**Problem statement:** Where a line in the listing below contains the word "name", copy that line.

===== Provided entries =====

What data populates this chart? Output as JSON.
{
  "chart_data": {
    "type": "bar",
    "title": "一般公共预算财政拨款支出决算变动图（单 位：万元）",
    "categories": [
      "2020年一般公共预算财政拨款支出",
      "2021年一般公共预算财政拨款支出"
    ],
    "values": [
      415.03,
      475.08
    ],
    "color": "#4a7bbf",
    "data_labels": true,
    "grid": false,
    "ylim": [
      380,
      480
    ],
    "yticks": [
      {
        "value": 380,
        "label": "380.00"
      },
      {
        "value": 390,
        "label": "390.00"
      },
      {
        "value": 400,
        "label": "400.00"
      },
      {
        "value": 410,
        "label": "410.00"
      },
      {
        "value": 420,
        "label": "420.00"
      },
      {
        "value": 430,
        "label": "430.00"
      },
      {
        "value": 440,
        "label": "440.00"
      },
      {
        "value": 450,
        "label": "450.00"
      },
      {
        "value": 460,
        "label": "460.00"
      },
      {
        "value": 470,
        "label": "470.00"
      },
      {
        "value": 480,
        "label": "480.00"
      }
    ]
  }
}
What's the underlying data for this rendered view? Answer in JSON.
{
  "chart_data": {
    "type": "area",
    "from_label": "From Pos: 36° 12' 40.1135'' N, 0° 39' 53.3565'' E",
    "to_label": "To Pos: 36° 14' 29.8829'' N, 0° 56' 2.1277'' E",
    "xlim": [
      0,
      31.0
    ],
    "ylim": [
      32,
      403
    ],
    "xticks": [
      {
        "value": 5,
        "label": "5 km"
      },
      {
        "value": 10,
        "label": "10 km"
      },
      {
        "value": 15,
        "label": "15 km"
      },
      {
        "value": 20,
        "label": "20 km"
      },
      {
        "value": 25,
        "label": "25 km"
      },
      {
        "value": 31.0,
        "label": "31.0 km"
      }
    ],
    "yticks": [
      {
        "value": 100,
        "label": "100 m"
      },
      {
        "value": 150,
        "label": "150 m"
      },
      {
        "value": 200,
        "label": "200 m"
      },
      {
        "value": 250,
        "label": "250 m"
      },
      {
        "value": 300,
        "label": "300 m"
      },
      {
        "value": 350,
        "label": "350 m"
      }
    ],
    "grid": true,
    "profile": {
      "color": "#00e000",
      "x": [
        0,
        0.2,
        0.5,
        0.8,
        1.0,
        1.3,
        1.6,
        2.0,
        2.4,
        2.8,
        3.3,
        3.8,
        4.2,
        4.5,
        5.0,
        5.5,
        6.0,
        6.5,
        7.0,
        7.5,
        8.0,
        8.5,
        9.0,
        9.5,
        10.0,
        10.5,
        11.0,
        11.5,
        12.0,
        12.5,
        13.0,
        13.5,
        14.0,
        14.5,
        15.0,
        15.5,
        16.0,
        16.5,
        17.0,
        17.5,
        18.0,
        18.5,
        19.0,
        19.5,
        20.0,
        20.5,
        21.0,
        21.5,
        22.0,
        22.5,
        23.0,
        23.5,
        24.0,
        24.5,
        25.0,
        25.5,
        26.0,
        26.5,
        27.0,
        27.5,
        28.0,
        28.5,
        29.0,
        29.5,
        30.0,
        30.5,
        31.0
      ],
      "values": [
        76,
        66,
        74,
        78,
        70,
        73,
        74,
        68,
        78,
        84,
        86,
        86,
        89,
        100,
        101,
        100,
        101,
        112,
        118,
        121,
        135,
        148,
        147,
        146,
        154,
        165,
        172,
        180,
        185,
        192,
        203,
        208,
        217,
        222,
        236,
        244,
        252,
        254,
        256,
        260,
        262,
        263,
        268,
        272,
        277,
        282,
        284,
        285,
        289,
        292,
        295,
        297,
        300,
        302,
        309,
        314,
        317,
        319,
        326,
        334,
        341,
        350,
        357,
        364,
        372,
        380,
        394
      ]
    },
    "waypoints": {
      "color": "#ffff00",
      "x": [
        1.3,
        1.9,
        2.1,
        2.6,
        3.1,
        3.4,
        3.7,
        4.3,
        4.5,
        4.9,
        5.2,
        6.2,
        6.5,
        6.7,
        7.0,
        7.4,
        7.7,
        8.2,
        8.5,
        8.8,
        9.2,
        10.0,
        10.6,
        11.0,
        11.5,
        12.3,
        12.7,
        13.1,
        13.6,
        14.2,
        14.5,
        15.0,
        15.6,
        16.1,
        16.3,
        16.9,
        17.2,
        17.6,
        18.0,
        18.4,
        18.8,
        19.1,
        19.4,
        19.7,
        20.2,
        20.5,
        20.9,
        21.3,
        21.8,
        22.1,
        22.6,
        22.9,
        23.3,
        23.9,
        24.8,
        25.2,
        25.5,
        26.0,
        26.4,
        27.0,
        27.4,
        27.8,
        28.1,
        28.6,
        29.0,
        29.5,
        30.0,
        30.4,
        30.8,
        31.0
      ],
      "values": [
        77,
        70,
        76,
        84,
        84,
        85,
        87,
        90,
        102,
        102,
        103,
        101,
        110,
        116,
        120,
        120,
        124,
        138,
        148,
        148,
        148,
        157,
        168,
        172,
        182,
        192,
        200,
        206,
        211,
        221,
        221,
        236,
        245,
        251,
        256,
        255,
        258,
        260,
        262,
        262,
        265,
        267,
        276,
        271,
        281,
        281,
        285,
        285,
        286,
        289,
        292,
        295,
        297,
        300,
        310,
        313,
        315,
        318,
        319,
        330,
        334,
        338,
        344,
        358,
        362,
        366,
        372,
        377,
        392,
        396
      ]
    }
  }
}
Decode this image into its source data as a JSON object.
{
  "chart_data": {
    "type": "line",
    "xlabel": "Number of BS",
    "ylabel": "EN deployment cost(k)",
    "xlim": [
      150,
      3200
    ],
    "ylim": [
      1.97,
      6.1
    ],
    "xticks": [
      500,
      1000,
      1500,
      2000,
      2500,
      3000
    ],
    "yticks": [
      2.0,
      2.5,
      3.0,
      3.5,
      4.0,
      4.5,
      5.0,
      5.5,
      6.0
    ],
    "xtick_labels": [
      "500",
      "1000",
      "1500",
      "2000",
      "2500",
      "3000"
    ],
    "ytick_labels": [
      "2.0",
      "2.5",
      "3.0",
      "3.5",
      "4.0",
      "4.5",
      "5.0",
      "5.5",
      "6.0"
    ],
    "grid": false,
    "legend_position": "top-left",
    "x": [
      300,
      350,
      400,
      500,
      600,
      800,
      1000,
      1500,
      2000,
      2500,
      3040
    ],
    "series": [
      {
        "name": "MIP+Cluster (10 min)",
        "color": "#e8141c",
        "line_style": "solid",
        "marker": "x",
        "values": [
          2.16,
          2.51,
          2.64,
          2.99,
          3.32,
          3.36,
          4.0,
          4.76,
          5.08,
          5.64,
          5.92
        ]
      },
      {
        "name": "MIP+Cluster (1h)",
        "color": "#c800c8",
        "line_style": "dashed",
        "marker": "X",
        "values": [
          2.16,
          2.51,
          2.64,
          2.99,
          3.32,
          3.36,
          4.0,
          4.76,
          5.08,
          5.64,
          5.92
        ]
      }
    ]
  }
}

=====

**Exercise output:**
        "name": "MIP+Cluster (10 min)",
        "name": "MIP+Cluster (1h)",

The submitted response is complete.